Stated goal: Records follow. Select each line holding "Không".

Dataset:
· · · ·

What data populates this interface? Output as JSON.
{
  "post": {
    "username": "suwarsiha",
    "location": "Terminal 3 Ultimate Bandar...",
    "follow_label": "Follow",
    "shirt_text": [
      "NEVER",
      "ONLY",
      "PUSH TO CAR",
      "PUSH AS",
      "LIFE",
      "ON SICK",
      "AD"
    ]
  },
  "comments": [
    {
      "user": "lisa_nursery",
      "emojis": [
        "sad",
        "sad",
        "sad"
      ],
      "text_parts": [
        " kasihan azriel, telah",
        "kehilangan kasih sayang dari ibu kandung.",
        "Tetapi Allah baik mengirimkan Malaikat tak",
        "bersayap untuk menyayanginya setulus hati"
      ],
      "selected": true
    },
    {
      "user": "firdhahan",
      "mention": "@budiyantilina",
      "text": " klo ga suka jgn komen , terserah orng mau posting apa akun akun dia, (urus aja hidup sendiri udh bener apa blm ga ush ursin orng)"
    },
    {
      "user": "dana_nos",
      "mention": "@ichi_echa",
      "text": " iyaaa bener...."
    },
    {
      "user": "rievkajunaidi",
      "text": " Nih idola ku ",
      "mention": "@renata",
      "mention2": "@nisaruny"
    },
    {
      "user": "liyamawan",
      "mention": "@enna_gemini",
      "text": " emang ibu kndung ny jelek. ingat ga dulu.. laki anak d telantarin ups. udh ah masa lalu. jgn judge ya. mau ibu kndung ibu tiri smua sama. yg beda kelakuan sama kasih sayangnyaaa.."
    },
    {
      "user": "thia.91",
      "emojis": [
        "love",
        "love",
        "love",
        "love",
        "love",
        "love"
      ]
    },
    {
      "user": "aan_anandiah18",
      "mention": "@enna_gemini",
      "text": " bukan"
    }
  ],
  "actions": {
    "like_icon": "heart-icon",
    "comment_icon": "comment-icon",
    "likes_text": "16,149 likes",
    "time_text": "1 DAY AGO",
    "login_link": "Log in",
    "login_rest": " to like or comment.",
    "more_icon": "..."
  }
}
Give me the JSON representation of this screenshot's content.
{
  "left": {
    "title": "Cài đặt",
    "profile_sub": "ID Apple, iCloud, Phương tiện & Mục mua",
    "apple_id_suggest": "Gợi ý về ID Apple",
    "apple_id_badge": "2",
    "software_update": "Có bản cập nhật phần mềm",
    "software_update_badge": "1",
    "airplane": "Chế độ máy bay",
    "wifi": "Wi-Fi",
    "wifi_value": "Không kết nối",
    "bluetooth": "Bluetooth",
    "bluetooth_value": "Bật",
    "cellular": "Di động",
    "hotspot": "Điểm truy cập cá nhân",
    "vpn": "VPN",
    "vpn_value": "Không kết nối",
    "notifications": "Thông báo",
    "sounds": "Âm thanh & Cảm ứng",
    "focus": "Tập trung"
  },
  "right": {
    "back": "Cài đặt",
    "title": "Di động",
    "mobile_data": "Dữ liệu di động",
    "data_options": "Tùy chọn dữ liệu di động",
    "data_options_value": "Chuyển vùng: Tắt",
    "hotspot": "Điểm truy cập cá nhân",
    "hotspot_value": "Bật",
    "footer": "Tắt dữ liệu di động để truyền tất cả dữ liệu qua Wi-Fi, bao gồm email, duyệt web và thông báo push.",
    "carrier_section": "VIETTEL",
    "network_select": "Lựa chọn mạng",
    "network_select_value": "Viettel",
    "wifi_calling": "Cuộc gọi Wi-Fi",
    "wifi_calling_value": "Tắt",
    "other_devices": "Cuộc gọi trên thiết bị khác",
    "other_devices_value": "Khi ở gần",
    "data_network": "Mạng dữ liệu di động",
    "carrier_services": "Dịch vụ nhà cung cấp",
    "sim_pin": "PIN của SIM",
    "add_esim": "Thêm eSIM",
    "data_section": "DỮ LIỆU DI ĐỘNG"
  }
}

· · · ·

Exercise result:
    "wifi_value": "Không kết nối",
    "vpn_value": "Không kết nối",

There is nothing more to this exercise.